Instructions for the task:
Read the lines that follow and pick out every one containing the word "category".

Material to process:
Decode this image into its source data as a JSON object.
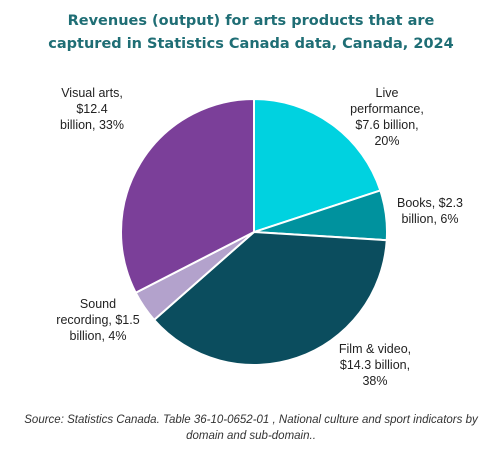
{
  "chart_data": {
    "type": "pie",
    "title_lines": [
      "Revenues (output) for arts products that are",
      "captured in Statistics Canada data, Canada, 2024"
    ],
    "unit": "billion",
    "slices": [
      {
        "category": "Live performance",
        "value": 7.6,
        "percent": 20,
        "color": "#00d2e0",
        "label_lines": [
          "Live",
          "performance,",
          "$7.6 billion,",
          "20%"
        ]
      },
      {
        "category": "Books",
        "value": 2.3,
        "percent": 6,
        "color": "#00929e",
        "label_lines": [
          "Books, $2.3",
          "billion, 6%"
        ]
      },
      {
        "category": "Film & video",
        "value": 14.3,
        "percent": 38,
        "color": "#0b4d5e",
        "label_lines": [
          "Film & video,",
          "$14.3 billion,",
          "38%"
        ]
      },
      {
        "category": "Sound recording",
        "value": 1.5,
        "percent": 4,
        "color": "#b3a2cc",
        "label_lines": [
          "Sound",
          "recording, $1.5",
          "billion, 4%"
        ]
      },
      {
        "category": "Visual arts",
        "value": 12.4,
        "percent": 33,
        "color": "#7b3f99",
        "label_lines": [
          "Visual arts,",
          "$12.4",
          "billion, 33%"
        ]
      }
    ],
    "start_angle_deg": 0,
    "direction": "clockwise",
    "legend": "none"
  },
  "source_lines": [
    "Source: Statistics Canada. Table 36-10-0652-01  , National culture and sport indicators by",
    "domain and sub-domain.."
  ]
}
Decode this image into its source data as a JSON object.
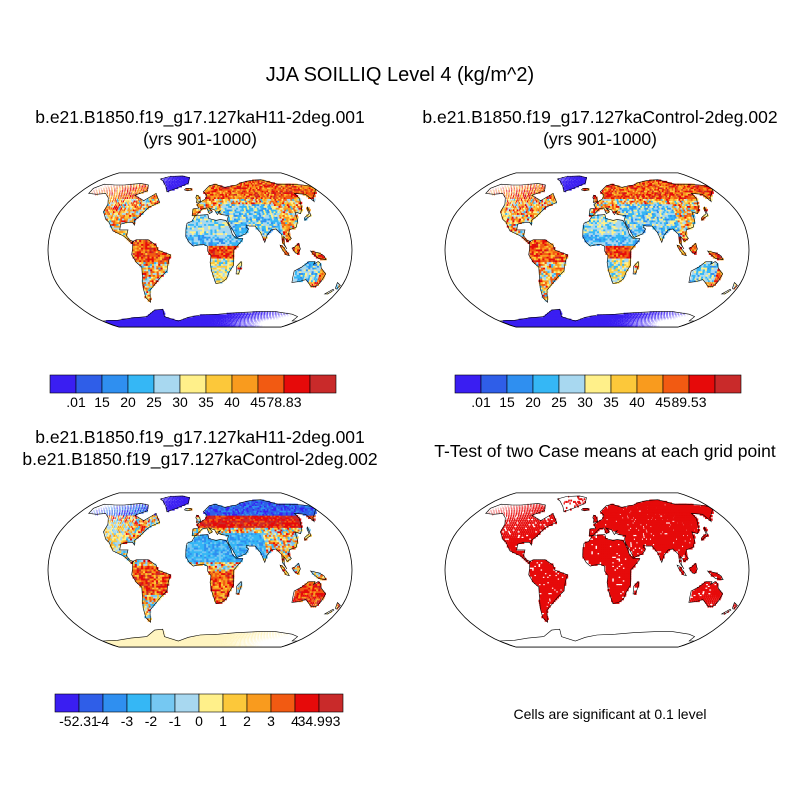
{
  "figure": {
    "title": "JJA SOILLIQ Level 4 (kg/m^2)"
  },
  "panels": [
    {
      "id": "case1",
      "title_lines": [
        "b.e21.B1850.f19_g17.127kaH11-2deg.001",
        "(yrs 901-1000)"
      ],
      "colorbar": {
        "labels": [
          ".01",
          "15",
          "20",
          "25",
          "30",
          "35",
          "40",
          "45",
          "78.83"
        ],
        "colors": [
          "#3a1ef2",
          "#2f5ee8",
          "#2f8ff0",
          "#35b7f5",
          "#a8d8f0",
          "#fff08a",
          "#fcc83a",
          "#f99b1e",
          "#f25a12",
          "#e60a0a",
          "#c92a2a"
        ]
      }
    },
    {
      "id": "case2",
      "title_lines": [
        "b.e21.B1850.f19_g17.127kaControl-2deg.002",
        "(yrs 901-1000)"
      ],
      "colorbar": {
        "labels": [
          ".01",
          "15",
          "20",
          "25",
          "30",
          "35",
          "40",
          "45",
          "89.53"
        ],
        "colors": [
          "#3a1ef2",
          "#2f5ee8",
          "#2f8ff0",
          "#35b7f5",
          "#a8d8f0",
          "#fff08a",
          "#fcc83a",
          "#f99b1e",
          "#f25a12",
          "#e60a0a",
          "#c92a2a"
        ]
      }
    },
    {
      "id": "difference",
      "title_lines": [
        "b.e21.B1850.f19_g17.127kaH11-2deg.001",
        "b.e21.B1850.f19_g17.127kaControl-2deg.002"
      ],
      "colorbar": {
        "labels": [
          "-52.31",
          "-4",
          "-3",
          "-2",
          "-1",
          "0",
          "1",
          "2",
          "3",
          "4",
          "34.993"
        ],
        "colors": [
          "#3a1ef2",
          "#2f5ee8",
          "#2f8ff0",
          "#35b7f5",
          "#75c8f2",
          "#a8d8f0",
          "#fff08a",
          "#fcc83a",
          "#f99b1e",
          "#f25a12",
          "#e60a0a",
          "#c92a2a"
        ]
      }
    },
    {
      "id": "ttest",
      "title_lines": [
        "T-Test of two Case means at each grid point"
      ],
      "note": "Cells are significant at 0.1 level",
      "fill_color": "#e60a0a"
    }
  ]
}
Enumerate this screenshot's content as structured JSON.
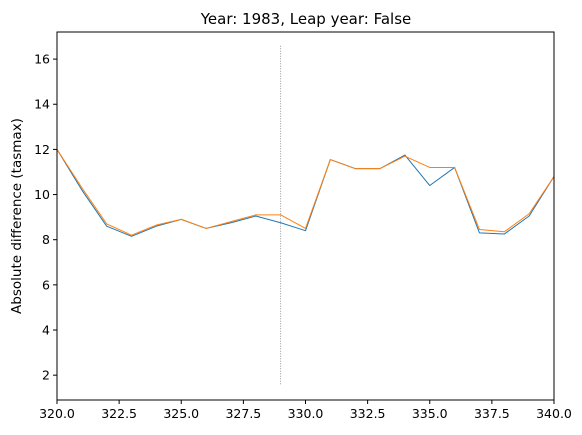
{
  "chart_data": {
    "type": "line",
    "title": "Year: 1983, Leap year: False",
    "xlabel": "",
    "ylabel": "Absolute difference (tasmax)",
    "xlim": [
      320,
      340
    ],
    "ylim": [
      0.9,
      17.2
    ],
    "x_ticks": [
      320,
      322.5,
      325,
      327.5,
      330,
      332.5,
      335,
      337.5,
      340
    ],
    "x_tick_labels": [
      "320.0",
      "322.5",
      "325.0",
      "327.5",
      "330.0",
      "332.5",
      "335.0",
      "337.5",
      "340.0"
    ],
    "y_ticks": [
      2,
      4,
      6,
      8,
      10,
      12,
      14,
      16
    ],
    "y_tick_labels": [
      "2",
      "4",
      "6",
      "8",
      "10",
      "12",
      "14",
      "16"
    ],
    "grid": false,
    "legend": "none",
    "x": [
      320,
      321,
      322,
      323,
      324,
      325,
      326,
      327,
      328,
      329,
      330,
      331,
      332,
      333,
      334,
      335,
      336,
      337,
      338,
      339,
      340
    ],
    "series": [
      {
        "color": "#1f77b4",
        "values": [
          12.0,
          10.2,
          8.6,
          8.15,
          8.6,
          8.9,
          8.5,
          8.75,
          9.05,
          8.75,
          8.4,
          11.55,
          11.15,
          11.15,
          11.75,
          10.4,
          11.2,
          8.3,
          8.25,
          9.05,
          10.8
        ]
      },
      {
        "color": "#ff7f0e",
        "values": [
          12.0,
          10.3,
          8.7,
          8.2,
          8.65,
          8.9,
          8.5,
          8.8,
          9.1,
          9.1,
          8.5,
          11.55,
          11.15,
          11.15,
          11.7,
          11.2,
          11.2,
          8.45,
          8.35,
          9.15,
          10.8
        ]
      }
    ],
    "vline": {
      "x": 329,
      "y_range": [
        1.6,
        16.6
      ],
      "color": "#808080",
      "style": "dotted"
    }
  }
}
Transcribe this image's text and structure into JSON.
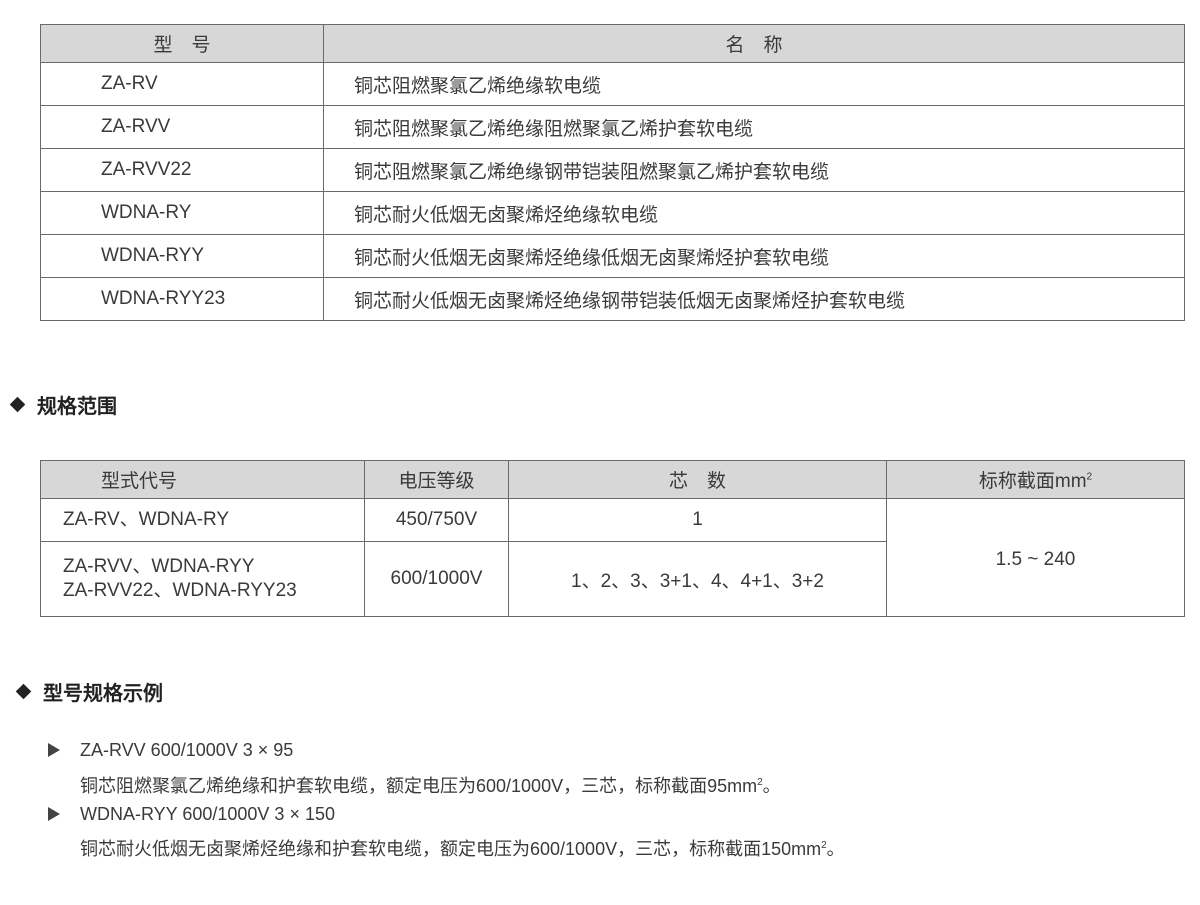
{
  "models_table": {
    "headers": [
      "型　号",
      "名　称"
    ],
    "rows": [
      [
        "ZA-RV",
        "铜芯阻燃聚氯乙烯绝缘软电缆"
      ],
      [
        "ZA-RVV",
        "铜芯阻燃聚氯乙烯绝缘阻燃聚氯乙烯护套软电缆"
      ],
      [
        "ZA-RVV22",
        "铜芯阻燃聚氯乙烯绝缘钢带铠装阻燃聚氯乙烯护套软电缆"
      ],
      [
        "WDNA-RY",
        "铜芯耐火低烟无卤聚烯烃绝缘软电缆"
      ],
      [
        "WDNA-RYY",
        "铜芯耐火低烟无卤聚烯烃绝缘低烟无卤聚烯烃护套软电缆"
      ],
      [
        "WDNA-RYY23",
        "铜芯耐火低烟无卤聚烯烃绝缘钢带铠装低烟无卤聚烯烃护套软电缆"
      ]
    ]
  },
  "spec_section": {
    "title": "规格范围",
    "headers": [
      "型式代号",
      "电压等级",
      "芯　数",
      "标称截面mm",
      "2"
    ],
    "row1": {
      "model": "ZA-RV、WDNA-RY",
      "voltage": "450/750V",
      "cores": "1"
    },
    "row2": {
      "model_line1": "ZA-RVV、WDNA-RYY",
      "model_line2": "ZA-RVV22、WDNA-RYY23",
      "voltage": "600/1000V",
      "cores": "1、2、3、3+1、4、4+1、3+2"
    },
    "section_range": "1.5 ~ 240"
  },
  "example_section": {
    "title": "型号规格示例",
    "items": [
      {
        "code": "ZA-RVV  600/1000V  3 × 95",
        "desc": "铜芯阻燃聚氯乙烯绝缘和护套软电缆，额定电压为600/1000V，三芯，标称截面95mm",
        "sup": "2",
        "end": "。"
      },
      {
        "code": "WDNA-RYY  600/1000V  3 × 150",
        "desc": "铜芯耐火低烟无卤聚烯烃绝缘和护套软电缆，额定电压为600/1000V，三芯，标称截面150mm",
        "sup": "2",
        "end": "。"
      }
    ]
  }
}
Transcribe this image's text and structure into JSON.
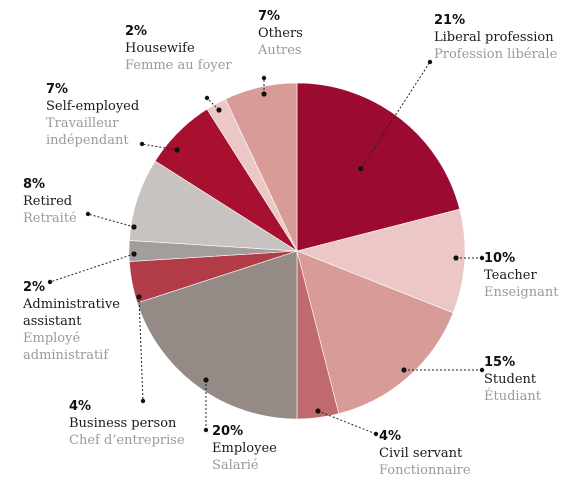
{
  "chart_data": {
    "type": "pie",
    "start": "12 o'clock",
    "direction": "clockwise",
    "slices": [
      {
        "pct": "21%",
        "value": 21,
        "label": "Liberal profession",
        "label_fr": "Profession libérale",
        "color": "#9b0a30"
      },
      {
        "pct": "10%",
        "value": 10,
        "label": "Teacher",
        "label_fr": "Enseignant",
        "color": "#ebc7c5"
      },
      {
        "pct": "15%",
        "value": 15,
        "label": "Student",
        "label_fr": "Étudiant",
        "color": "#d89c98"
      },
      {
        "pct": "4%",
        "value": 4,
        "label": "Civil servant",
        "label_fr": "Fonctionnaire",
        "color": "#c0696e"
      },
      {
        "pct": "20%",
        "value": 20,
        "label": "Employee",
        "label_fr": "Salarié",
        "color": "#948b87"
      },
      {
        "pct": "4%",
        "value": 4,
        "label": "Business person",
        "label_fr": "Chef d’entreprise",
        "color": "#b23b48"
      },
      {
        "pct": "2%",
        "value": 2,
        "label": "Administrative assistant",
        "label_fr": "Employé administratif",
        "color": "#a39d9b"
      },
      {
        "pct": "8%",
        "value": 8,
        "label": "Retired",
        "label_fr": "Retraité",
        "color": "#c8c3c1"
      },
      {
        "pct": "7%",
        "value": 7,
        "label": "Self-employed",
        "label_fr": "Travailleur indépendant",
        "color": "#a8102f"
      },
      {
        "pct": "2%",
        "value": 2,
        "label": "Housewife",
        "label_fr": "Femme au foyer",
        "color": "#ebc7c5"
      },
      {
        "pct": "7%",
        "value": 7,
        "label": "Others",
        "label_fr": "Autres",
        "color": "#d89c98"
      }
    ]
  }
}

Result:
        "category": "Live performance",
        "category": "Books",
        "category": "Film & video",
        "category": "Sound recording",
        "category": "Visual arts",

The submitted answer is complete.